## 本文:
近ごろ、ご婦人はもとより、野郎のあいだにもめっぽう人気のあるTV番組が茶の間の話題になっている。毎週月曜日夜KTVをキー・ステーションとしている《ミスター・シャネル》がそれ。
スリルと色気とギャグ。その上、メンズファッションまでそろっているところが野郎にモテる理由。
ひところ、流行の発祥地がスクリーンであったのはご存知の通り。例のボンド氏のパンチに世界中のヤングマンがクラクラし、黄色いロールス・ロイスにカー・マニヤが垂涎をこらえている。
ところが、ブラウン管の方でもミスター・シャネルほか、続々とベスト・ドレッサーが現れ、TVファンにはうれしい限り。
このアクションの主人公、ミスター・シャネルこと、天知茂のスタイルにご注目あれ。T(とき)・O(ばあい)・P(ところ)に応じていろいろご披露に及ぶが、シャネルお気に入りのスーツはシェープ・ド・ルック調のダークなもの。ラベルはやや広め、ウェストを絞り込み全体をひきしめている。肩はスクエアー・ショルダーで男性的な感じを強調。サイド・ベンツの内側にはS&Wのホルスターがおさまっている。

## 資料:
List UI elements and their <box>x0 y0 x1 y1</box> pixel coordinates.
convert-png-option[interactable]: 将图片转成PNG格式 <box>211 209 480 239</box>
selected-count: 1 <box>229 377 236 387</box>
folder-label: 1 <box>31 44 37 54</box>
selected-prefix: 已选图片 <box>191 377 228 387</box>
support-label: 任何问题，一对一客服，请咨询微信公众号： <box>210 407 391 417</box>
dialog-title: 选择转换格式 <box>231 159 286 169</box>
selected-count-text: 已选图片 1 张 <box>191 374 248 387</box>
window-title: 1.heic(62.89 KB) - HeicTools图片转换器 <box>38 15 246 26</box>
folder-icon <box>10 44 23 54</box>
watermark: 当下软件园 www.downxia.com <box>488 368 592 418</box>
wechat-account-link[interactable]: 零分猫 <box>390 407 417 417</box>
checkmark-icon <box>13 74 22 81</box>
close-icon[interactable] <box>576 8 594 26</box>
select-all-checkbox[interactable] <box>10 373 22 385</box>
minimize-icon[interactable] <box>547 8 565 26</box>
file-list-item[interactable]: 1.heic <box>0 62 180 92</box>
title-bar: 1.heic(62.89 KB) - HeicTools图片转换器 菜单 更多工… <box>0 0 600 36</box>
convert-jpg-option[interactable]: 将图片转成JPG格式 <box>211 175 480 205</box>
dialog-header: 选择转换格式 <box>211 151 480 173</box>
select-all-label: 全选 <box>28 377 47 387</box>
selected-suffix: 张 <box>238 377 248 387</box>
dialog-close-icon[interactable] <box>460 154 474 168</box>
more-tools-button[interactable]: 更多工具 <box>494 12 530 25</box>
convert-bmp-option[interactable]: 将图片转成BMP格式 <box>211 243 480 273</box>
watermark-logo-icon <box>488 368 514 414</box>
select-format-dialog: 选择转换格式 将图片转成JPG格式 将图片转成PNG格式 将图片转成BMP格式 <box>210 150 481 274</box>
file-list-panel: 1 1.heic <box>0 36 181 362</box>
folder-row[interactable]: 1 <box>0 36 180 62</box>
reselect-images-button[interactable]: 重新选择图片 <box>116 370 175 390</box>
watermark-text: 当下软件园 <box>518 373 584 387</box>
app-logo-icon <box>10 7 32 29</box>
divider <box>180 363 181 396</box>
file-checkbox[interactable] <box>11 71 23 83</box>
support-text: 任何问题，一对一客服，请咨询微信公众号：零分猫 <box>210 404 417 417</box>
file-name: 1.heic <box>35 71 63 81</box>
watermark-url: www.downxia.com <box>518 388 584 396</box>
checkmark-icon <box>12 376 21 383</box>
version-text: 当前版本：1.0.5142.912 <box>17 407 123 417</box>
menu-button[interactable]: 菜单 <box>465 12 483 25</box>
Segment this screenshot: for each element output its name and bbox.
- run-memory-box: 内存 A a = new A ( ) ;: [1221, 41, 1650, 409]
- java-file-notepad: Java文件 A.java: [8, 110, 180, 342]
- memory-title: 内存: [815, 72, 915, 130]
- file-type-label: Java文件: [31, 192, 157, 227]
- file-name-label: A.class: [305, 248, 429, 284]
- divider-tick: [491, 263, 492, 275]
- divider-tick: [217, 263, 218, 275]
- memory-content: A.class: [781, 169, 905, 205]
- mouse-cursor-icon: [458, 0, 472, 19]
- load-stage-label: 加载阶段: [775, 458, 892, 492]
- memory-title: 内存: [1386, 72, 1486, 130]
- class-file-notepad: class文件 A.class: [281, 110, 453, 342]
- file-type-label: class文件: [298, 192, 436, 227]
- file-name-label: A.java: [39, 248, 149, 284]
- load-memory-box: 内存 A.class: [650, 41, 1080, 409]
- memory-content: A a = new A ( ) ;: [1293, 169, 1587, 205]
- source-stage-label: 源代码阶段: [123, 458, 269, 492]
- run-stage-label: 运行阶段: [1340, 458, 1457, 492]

## 問題:
• a. 本文について、次の問いに答えよ。
(i) 《ミスター・シャネル》は、どの局をキー・ステーションとして、いつ放送されているか。
(ii) ミスター・シャネルを演じているのはだれか。
(iii) サイド・ベンツの内側には何がおさまっているか。
• b. 本文で、この番組が野郎にモテる理由として挙げられているものをすべて書き出せ。
• c. 本文から、「近ごろ、ご婦人はもとより、野」で始まり「TVファンにはうれしい限り。」で終わる部分をそのまま抜き出せ。
リストは本文とは別の資料である。

## 解答:
• a.
(i) KTVをキー・ステーションとして、毎週月曜日の夜に放送されている。
(ii) 天知茂
(iii) S&Wのホルスター

• b. スリル、色気、ギャグ、メンズファッション

• c.
近ごろ、ご婦人はもとより、野郎のあいだにもめっぽう人気のあるTV番組が茶の間の話題になっている。毎週月曜日夜KTVをキー・ステーションとしている《ミスター・シャネル》がそれ。
スリルと色気とギャグ。その上、メンズファッションまでそろっているところが野郎にモテる理由。
ひところ、流行の発祥地がスクリーンであったのはご存知の通り。例のボンド氏のパンチに世界中のヤングマンがクラクラし、黄色いロールス・ロイスにカー・マニヤが垂涎をこらえている。
ところが、ブラウン管の方でもミスター・シャネルほか、続々とベスト・ドレッサーが現れ、TVファンにはうれしい限り。